**Exercise details:**
Quote the data below in full, please, without altering anything.

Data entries
● ● ● ● ●

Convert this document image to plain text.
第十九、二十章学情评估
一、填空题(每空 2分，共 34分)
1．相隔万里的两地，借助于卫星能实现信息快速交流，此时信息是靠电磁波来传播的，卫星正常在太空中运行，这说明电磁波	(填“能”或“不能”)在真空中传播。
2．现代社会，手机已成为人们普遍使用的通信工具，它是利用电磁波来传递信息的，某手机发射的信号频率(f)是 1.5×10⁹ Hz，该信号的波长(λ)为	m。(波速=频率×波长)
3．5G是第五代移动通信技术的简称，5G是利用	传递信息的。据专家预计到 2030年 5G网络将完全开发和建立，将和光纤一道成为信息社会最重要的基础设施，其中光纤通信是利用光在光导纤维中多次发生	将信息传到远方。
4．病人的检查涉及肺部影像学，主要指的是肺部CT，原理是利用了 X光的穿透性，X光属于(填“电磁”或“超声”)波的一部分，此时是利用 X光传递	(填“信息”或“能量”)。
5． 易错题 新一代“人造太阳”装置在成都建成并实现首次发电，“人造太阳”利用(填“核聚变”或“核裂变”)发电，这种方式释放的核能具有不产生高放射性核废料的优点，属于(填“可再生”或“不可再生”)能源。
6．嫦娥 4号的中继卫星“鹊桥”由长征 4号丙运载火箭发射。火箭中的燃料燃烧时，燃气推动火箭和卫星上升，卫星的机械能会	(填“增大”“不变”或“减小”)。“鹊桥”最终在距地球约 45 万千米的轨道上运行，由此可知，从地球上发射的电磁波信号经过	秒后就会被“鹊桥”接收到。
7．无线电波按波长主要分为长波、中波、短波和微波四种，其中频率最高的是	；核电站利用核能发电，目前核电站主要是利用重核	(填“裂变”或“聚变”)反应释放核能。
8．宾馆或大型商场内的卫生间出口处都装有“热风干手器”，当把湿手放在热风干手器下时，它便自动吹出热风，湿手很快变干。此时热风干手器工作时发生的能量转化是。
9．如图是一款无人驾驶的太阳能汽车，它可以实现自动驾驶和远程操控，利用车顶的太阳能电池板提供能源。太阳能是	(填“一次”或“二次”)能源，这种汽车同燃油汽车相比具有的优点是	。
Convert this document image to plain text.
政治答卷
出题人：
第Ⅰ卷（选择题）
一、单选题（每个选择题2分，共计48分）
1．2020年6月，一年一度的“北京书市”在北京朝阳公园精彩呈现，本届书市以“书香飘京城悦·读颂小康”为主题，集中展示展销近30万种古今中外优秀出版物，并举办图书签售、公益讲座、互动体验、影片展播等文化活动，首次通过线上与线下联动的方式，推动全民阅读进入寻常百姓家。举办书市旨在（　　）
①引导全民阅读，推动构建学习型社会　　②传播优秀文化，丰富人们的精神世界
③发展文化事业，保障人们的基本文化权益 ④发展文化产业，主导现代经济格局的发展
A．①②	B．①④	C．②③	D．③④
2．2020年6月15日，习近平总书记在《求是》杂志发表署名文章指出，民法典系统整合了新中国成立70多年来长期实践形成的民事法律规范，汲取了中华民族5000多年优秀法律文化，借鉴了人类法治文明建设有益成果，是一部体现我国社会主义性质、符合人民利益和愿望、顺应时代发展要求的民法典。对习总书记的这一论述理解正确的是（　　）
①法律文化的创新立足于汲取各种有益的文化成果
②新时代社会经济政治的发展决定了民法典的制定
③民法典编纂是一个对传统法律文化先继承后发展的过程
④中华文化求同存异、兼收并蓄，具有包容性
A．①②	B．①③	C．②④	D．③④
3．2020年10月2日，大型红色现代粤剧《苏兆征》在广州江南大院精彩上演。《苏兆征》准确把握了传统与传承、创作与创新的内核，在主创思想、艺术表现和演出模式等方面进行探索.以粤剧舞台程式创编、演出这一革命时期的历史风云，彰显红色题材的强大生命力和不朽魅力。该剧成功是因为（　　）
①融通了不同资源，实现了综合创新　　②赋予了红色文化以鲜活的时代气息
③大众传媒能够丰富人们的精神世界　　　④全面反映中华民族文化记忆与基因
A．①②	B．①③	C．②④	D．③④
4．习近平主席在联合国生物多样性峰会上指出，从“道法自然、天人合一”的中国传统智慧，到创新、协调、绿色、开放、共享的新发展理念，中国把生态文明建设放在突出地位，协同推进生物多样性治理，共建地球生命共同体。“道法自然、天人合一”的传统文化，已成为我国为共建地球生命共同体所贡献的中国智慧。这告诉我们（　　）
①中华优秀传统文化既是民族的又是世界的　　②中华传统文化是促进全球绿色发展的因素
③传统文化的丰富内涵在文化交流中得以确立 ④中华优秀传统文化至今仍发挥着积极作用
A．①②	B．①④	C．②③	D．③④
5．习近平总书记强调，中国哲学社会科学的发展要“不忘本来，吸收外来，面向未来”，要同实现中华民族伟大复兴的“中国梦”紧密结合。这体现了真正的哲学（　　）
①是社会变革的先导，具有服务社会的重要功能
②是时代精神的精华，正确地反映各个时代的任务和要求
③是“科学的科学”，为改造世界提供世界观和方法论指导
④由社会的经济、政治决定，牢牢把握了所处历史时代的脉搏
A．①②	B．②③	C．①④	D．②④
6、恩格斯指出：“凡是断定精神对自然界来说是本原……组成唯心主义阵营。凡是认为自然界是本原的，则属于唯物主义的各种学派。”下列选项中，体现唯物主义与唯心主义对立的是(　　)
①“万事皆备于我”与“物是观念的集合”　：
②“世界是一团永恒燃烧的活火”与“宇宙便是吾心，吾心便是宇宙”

● ● ● ● ●

**Output for this task:**
Convert this document image to plain text.
第十九、二十章学情评估
一、填空题(每空 2分，共 34分)
1．相隔万里的两地，借助于卫星能实现信息快速交流，此时信息是靠电磁波来传播的，卫星正常在太空中运行，这说明电磁波	(填“能”或“不能”)在真空中传播。
2．现代社会，手机已成为人们普遍使用的通信工具，它是利用电磁波来传递信息的，某手机发射的信号频率(f)是 1.5×10⁹ Hz，该信号的波长(λ)为	m。(波速=频率×波长)
3．5G是第五代移动通信技术的简称，5G是利用	传递信息的。据专家预计到 2030年 5G网络将完全开发和建立，将和光纤一道成为信息社会最重要的基础设施，其中光纤通信是利用光在光导纤维中多次发生	将信息传到远方。
4．病人的检查涉及肺部影像学，主要指的是肺部CT，原理是利用了 X光的穿透性，X光属于(填“电磁”或“超声”)波的一部分，此时是利用 X光传递	(填“信息”或“能量”)。
5． 易错题 新一代“人造太阳”装置在成都建成并实现首次发电，“人造太阳”利用(填“核聚变”或“核裂变”)发电，这种方式释放的核能具有不产生高放射性核废料的优点，属于(填“可再生”或“不可再生”)能源。
6．嫦娥 4号的中继卫星“鹊桥”由长征 4号丙运载火箭发射。火箭中的燃料燃烧时，燃气推动火箭和卫星上升，卫星的机械能会	(填“增大”“不变”或“减小”)。“鹊桥”最终在距地球约 45 万千米的轨道上运行，由此可知，从地球上发射的电磁波信号经过	秒后就会被“鹊桥”接收到。
7．无线电波按波长主要分为长波、中波、短波和微波四种，其中频率最高的是	；核电站利用核能发电，目前核电站主要是利用重核	(填“裂变”或“聚变”)反应释放核能。
8．宾馆或大型商场内的卫生间出口处都装有“热风干手器”，当把湿手放在热风干手器下时，它便自动吹出热风，湿手很快变干。此时热风干手器工作时发生的能量转化是。
9．如图是一款无人驾驶的太阳能汽车，它可以实现自动驾驶和远程操控，利用车顶的太阳能电池板提供能源。太阳能是	(填“一次”或“二次”)能源，这种汽车同燃油汽车相比具有的优点是	。
Convert this document image to plain text.
政治答卷
出题人：
第Ⅰ卷（选择题）
一、单选题（每个选择题2分，共计48分）
1．2020年6月，一年一度的“北京书市”在北京朝阳公园精彩呈现，本届书市以“书香飘京城悦·读颂小康”为主题，集中展示展销近30万种古今中外优秀出版物，并举办图书签售、公益讲座、互动体验、影片展播等文化活动，首次通过线上与线下联动的方式，推动全民阅读进入寻常百姓家。举办书市旨在（　　）
①引导全民阅读，推动构建学习型社会　　②传播优秀文化，丰富人们的精神世界
③发展文化事业，保障人们的基本文化权益 ④发展文化产业，主导现代经济格局的发展
A．①②	B．①④	C．②③	D．③④
2．2020年6月15日，习近平总书记在《求是》杂志发表署名文章指出，民法典系统整合了新中国成立70多年来长期实践形成的民事法律规范，汲取了中华民族5000多年优秀法律文化，借鉴了人类法治文明建设有益成果，是一部体现我国社会主义性质、符合人民利益和愿望、顺应时代发展要求的民法典。对习总书记的这一论述理解正确的是（　　）
①法律文化的创新立足于汲取各种有益的文化成果
②新时代社会经济政治的发展决定了民法典的制定
③民法典编纂是一个对传统法律文化先继承后发展的过程
④中华文化求同存异、兼收并蓄，具有包容性
A．①②	B．①③	C．②④	D．③④
3．2020年10月2日，大型红色现代粤剧《苏兆征》在广州江南大院精彩上演。《苏兆征》准确把握了传统与传承、创作与创新的内核，在主创思想、艺术表现和演出模式等方面进行探索.以粤剧舞台程式创编、演出这一革命时期的历史风云，彰显红色题材的强大生命力和不朽魅力。该剧成功是因为（　　）
①融通了不同资源，实现了综合创新　　②赋予了红色文化以鲜活的时代气息
③大众传媒能够丰富人们的精神世界　　　④全面反映中华民族文化记忆与基因
A．①②	B．①③	C．②④	D．③④
4．习近平主席在联合国生物多样性峰会上指出，从“道法自然、天人合一”的中国传统智慧，到创新、协调、绿色、开放、共享的新发展理念，中国把生态文明建设放在突出地位，协同推进生物多样性治理，共建地球生命共同体。“道法自然、天人合一”的传统文化，已成为我国为共建地球生命共同体所贡献的中国智慧。这告诉我们（　　）
①中华优秀传统文化既是民族的又是世界的　　②中华传统文化是促进全球绿色发展的因素
③传统文化的丰富内涵在文化交流中得以确立 ④中华优秀传统文化至今仍发挥着积极作用
A．①②	B．①④	C．②③	D．③④
5．习近平总书记强调，中国哲学社会科学的发展要“不忘本来，吸收外来，面向未来”，要同实现中华民族伟大复兴的“中国梦”紧密结合。这体现了真正的哲学（　　）
①是社会变革的先导，具有服务社会的重要功能
②是时代精神的精华，正确地反映各个时代的任务和要求
③是“科学的科学”，为改造世界提供世界观和方法论指导
④由社会的经济、政治决定，牢牢把握了所处历史时代的脉搏
A．①②	B．②③	C．①④	D．②④
6、恩格斯指出：“凡是断定精神对自然界来说是本原……组成唯心主义阵营。凡是认为自然界是本原的，则属于唯物主义的各种学派。”下列选项中，体现唯物主义与唯心主义对立的是(　　)
①“万事皆备于我”与“物是观念的集合”　：
②“世界是一团永恒燃烧的活火”与“宇宙便是吾心，吾心便是宇宙”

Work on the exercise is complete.